» **PROBLEM TO SOLVE**: Identify the line that contains "Decode this image" in the material. Output it and every line after it, unchanged, through the end.

— Start —

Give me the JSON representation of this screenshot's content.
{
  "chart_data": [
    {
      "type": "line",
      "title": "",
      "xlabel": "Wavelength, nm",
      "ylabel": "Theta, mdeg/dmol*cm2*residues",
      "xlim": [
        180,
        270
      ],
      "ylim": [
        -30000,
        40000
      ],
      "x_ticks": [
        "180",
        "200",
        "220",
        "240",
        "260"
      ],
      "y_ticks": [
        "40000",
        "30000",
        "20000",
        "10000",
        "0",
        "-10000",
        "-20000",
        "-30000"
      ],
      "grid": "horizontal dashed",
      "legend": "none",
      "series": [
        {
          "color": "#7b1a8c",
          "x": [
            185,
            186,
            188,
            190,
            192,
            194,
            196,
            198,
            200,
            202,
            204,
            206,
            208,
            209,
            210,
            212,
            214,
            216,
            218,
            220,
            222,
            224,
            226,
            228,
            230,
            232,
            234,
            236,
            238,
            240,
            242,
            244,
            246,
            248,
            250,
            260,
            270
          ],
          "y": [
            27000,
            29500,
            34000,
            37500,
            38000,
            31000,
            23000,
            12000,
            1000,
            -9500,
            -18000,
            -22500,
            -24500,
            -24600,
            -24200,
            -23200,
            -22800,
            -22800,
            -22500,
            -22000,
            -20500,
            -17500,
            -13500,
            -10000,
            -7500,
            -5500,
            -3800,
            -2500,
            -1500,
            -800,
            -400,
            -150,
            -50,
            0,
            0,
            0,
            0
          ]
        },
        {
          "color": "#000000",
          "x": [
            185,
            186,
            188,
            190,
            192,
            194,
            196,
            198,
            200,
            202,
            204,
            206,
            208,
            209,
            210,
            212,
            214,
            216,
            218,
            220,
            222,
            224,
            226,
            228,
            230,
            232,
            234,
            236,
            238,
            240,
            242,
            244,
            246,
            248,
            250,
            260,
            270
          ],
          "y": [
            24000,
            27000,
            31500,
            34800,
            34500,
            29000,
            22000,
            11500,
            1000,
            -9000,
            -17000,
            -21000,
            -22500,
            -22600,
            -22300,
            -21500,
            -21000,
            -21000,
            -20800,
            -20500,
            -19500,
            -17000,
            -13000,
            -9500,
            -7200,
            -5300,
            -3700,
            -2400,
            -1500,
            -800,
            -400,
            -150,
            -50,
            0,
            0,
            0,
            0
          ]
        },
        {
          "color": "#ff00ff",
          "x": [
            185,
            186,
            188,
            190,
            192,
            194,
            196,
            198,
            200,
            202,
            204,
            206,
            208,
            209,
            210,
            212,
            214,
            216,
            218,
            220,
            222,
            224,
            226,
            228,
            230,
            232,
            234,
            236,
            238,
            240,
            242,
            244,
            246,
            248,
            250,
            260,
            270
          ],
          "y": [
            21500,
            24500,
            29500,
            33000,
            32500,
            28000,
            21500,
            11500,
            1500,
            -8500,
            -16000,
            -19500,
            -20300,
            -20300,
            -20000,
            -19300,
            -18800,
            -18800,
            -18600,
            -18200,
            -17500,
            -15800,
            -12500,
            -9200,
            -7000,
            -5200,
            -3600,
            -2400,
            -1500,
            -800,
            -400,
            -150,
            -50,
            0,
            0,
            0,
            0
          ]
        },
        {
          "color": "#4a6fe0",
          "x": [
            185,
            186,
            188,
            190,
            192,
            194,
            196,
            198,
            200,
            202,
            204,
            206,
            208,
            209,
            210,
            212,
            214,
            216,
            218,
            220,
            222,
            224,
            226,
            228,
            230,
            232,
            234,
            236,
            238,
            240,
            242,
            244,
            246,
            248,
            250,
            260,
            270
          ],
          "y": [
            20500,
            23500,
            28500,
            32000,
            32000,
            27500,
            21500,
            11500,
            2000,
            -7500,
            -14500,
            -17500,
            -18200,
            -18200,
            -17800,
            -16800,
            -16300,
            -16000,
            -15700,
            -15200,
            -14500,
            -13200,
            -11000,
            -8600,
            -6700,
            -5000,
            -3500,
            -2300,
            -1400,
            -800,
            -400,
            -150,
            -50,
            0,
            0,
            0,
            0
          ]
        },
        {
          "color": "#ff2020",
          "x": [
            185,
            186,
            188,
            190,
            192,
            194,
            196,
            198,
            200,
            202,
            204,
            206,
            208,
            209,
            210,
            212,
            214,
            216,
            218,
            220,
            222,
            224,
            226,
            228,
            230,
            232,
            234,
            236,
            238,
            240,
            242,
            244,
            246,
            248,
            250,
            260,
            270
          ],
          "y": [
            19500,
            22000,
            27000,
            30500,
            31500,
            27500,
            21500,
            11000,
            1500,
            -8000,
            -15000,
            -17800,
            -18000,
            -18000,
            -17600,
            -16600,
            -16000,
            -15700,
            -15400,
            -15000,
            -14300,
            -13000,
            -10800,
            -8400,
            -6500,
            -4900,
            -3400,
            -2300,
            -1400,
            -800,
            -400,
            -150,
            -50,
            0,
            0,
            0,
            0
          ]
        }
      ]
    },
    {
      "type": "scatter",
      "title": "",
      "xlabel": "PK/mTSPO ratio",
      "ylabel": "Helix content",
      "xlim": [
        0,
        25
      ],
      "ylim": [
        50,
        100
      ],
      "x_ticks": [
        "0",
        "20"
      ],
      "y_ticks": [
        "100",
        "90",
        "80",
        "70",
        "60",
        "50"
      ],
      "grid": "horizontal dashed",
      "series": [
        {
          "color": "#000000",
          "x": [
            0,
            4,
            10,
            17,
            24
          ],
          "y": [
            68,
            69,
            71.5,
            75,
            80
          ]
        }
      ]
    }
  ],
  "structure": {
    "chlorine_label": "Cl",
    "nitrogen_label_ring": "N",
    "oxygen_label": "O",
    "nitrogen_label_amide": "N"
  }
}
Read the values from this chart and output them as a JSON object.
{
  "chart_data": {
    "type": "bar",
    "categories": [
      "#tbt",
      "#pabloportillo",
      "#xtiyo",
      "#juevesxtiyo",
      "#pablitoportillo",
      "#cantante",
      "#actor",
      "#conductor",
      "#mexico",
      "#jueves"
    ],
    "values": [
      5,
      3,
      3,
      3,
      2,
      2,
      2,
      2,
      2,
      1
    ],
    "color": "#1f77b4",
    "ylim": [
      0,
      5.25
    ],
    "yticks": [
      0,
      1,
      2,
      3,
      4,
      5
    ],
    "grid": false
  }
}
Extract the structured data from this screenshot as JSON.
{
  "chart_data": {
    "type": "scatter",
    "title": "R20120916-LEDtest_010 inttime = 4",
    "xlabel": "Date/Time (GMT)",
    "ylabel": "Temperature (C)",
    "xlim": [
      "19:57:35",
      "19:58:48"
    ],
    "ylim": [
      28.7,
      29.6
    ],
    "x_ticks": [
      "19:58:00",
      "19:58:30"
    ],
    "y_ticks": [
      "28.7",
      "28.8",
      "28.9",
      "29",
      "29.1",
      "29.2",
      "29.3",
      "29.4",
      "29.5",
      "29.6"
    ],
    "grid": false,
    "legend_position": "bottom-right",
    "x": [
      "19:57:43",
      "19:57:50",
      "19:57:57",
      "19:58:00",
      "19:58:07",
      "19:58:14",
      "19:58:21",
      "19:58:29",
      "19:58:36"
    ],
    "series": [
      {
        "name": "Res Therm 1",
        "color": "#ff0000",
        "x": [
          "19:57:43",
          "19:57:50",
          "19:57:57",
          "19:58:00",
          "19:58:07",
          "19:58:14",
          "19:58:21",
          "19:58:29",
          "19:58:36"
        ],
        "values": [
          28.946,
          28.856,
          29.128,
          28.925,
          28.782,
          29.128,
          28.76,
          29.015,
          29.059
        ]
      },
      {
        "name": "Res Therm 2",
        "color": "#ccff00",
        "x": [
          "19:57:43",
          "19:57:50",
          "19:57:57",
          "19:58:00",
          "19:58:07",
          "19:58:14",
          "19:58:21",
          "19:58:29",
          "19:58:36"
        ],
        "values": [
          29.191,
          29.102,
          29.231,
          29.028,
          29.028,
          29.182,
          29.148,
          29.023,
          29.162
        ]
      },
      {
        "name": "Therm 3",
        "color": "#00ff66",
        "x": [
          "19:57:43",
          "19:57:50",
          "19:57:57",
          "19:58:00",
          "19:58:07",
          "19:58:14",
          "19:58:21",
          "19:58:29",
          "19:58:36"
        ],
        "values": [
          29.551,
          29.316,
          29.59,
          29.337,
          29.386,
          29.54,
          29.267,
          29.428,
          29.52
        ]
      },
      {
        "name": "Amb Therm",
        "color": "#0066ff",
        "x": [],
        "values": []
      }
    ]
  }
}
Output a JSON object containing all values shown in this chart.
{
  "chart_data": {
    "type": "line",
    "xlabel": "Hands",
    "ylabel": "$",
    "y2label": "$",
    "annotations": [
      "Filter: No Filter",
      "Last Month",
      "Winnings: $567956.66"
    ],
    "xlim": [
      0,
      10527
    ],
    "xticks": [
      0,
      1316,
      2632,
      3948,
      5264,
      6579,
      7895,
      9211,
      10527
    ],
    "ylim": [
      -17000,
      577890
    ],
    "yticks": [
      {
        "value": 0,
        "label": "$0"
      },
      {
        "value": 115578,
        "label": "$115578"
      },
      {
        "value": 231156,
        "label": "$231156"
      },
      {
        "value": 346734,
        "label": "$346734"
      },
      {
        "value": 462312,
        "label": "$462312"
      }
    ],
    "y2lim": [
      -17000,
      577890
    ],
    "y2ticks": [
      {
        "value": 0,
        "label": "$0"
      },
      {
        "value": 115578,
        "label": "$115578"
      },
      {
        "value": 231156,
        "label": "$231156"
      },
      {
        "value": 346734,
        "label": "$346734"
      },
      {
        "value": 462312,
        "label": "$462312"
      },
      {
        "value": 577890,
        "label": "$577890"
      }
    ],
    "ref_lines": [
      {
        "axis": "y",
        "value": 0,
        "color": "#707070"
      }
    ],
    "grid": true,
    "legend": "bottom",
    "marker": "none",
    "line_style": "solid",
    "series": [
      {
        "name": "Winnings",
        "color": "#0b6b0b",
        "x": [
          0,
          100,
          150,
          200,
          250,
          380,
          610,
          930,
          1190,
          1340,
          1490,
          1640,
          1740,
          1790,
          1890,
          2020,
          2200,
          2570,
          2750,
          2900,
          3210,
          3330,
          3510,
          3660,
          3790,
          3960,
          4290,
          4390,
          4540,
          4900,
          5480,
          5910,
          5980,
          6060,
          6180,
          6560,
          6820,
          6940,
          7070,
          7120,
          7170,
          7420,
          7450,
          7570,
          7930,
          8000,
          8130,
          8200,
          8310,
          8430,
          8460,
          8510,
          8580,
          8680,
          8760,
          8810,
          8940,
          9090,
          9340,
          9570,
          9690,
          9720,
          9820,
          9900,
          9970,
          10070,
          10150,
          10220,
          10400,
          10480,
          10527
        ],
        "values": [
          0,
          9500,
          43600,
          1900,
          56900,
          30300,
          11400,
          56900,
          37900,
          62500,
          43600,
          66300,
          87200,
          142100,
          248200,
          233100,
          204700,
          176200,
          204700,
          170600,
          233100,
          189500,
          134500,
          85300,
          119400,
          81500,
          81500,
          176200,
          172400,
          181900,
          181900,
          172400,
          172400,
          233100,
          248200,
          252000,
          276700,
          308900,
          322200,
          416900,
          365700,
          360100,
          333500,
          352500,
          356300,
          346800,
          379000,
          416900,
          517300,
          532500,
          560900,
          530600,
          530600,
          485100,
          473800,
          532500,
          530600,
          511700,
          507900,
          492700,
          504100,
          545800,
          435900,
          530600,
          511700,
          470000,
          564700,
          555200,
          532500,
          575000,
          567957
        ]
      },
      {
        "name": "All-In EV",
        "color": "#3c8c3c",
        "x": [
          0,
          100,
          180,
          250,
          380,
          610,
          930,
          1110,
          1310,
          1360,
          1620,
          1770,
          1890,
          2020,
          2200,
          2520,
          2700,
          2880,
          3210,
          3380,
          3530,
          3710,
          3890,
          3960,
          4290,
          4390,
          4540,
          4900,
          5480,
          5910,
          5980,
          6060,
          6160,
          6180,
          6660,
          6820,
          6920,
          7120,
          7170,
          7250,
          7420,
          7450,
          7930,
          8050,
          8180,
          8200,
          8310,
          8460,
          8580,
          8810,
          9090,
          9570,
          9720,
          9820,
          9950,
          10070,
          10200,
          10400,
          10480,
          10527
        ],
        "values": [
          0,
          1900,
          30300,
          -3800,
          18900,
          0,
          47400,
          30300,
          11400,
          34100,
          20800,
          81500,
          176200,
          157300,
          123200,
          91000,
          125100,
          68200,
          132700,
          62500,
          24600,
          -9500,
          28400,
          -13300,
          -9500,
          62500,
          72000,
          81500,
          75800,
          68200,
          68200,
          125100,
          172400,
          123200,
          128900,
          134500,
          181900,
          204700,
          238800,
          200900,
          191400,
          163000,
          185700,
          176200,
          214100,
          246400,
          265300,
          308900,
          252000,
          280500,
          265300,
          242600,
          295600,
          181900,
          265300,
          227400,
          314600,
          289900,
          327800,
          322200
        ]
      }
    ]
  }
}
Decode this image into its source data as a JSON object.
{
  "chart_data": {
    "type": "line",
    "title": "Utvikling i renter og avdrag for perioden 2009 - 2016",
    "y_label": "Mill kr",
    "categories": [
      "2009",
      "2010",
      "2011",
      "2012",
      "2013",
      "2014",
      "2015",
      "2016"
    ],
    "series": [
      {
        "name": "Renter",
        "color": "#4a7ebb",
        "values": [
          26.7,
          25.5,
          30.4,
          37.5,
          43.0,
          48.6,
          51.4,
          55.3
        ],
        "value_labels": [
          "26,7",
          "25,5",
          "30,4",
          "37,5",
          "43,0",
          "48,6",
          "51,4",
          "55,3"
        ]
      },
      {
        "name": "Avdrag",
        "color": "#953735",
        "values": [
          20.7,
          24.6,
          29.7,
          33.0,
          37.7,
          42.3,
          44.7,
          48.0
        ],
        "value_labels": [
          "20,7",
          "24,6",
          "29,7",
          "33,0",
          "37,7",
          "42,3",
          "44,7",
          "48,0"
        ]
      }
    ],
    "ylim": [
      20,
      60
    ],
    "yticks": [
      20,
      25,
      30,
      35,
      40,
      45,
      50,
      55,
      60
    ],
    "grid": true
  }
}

— End —

» **COMPLETED TASK**:
Decode this image into its source data as a JSON object.
{
  "chart_data": {
    "type": "line",
    "title": "Utvikling i renter og avdrag for perioden 2009 - 2016",
    "y_label": "Mill kr",
    "categories": [
      "2009",
      "2010",
      "2011",
      "2012",
      "2013",
      "2014",
      "2015",
      "2016"
    ],
    "series": [
      {
        "name": "Renter",
        "color": "#4a7ebb",
        "values": [
          26.7,
          25.5,
          30.4,
          37.5,
          43.0,
          48.6,
          51.4,
          55.3
        ],
        "value_labels": [
          "26,7",
          "25,5",
          "30,4",
          "37,5",
          "43,0",
          "48,6",
          "51,4",
          "55,3"
        ]
      },
      {
        "name": "Avdrag",
        "color": "#953735",
        "values": [
          20.7,
          24.6,
          29.7,
          33.0,
          37.7,
          42.3,
          44.7,
          48.0
        ],
        "value_labels": [
          "20,7",
          "24,6",
          "29,7",
          "33,0",
          "37,7",
          "42,3",
          "44,7",
          "48,0"
        ]
      }
    ],
    "ylim": [
      20,
      60
    ],
    "yticks": [
      20,
      25,
      30,
      35,
      40,
      45,
      50,
      55,
      60
    ],
    "grid": true
  }
}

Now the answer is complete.